:: Aim of the task ::
Set the following entries down again exactly, line by line.

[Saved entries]
########################################

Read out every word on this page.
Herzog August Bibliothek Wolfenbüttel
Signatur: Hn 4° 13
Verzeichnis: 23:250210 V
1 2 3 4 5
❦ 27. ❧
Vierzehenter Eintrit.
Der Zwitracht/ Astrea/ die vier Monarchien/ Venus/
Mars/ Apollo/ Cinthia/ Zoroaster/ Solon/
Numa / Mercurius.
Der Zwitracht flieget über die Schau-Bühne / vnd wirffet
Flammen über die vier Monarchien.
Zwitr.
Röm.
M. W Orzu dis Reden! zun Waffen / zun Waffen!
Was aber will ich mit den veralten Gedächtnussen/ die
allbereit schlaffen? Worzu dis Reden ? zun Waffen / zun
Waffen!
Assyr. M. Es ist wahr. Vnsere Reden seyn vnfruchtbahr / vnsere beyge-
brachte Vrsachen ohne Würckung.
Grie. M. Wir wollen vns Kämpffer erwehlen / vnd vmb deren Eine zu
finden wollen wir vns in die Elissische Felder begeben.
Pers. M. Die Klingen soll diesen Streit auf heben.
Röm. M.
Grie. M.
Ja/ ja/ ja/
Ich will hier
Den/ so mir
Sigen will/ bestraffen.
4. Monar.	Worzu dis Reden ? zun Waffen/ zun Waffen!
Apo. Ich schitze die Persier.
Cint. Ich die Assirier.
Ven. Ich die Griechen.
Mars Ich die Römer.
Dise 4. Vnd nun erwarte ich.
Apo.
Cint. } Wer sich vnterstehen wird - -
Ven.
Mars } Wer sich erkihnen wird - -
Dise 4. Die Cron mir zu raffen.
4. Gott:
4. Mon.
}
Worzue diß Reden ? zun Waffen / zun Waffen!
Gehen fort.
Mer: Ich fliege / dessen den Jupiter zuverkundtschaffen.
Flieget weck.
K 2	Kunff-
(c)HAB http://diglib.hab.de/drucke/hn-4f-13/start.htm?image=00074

########################################

:: Result ::
Read out every word on this page.
Herzog August Bibliothek Wolfenbüttel
Signatur: Hn 4° 13
Verzeichnis: 23:250210 V
1 2 3 4 5
❦ 27. ❧
Vierzehenter Eintrit.
Der Zwitracht/ Astrea/ die vier Monarchien/ Venus/
Mars/ Apollo/ Cinthia/ Zoroaster/ Solon/
Numa / Mercurius.
Der Zwitracht flieget über die Schau-Bühne / vnd wirffet
Flammen über die vier Monarchien.
Zwitr.
Röm.
M. W Orzu dis Reden! zun Waffen / zun Waffen!
Was aber will ich mit den veralten Gedächtnussen/ die
allbereit schlaffen? Worzu dis Reden ? zun Waffen / zun
Waffen!
Assyr. M. Es ist wahr. Vnsere Reden seyn vnfruchtbahr / vnsere beyge-
brachte Vrsachen ohne Würckung.
Grie. M. Wir wollen vns Kämpffer erwehlen / vnd vmb deren Eine zu
finden wollen wir vns in die Elissische Felder begeben.
Pers. M. Die Klingen soll diesen Streit auf heben.
Röm. M.
Grie. M.
Ja/ ja/ ja/
Ich will hier
Den/ so mir
Sigen will/ bestraffen.
4. Monar.	Worzu dis Reden ? zun Waffen/ zun Waffen!
Apo. Ich schitze die Persier.
Cint. Ich die Assirier.
Ven. Ich die Griechen.
Mars Ich die Römer.
Dise 4. Vnd nun erwarte ich.
Apo.
Cint. } Wer sich vnterstehen wird - -
Ven.
Mars } Wer sich erkihnen wird - -
Dise 4. Die Cron mir zu raffen.
4. Gott:
4. Mon.
}
Worzue diß Reden ? zun Waffen / zun Waffen!
Gehen fort.
Mer: Ich fliege / dessen den Jupiter zuverkundtschaffen.
Flieget weck.
K 2	Kunff-
(c)HAB http://diglib.hab.de/drucke/hn-4f-13/start.htm?image=00074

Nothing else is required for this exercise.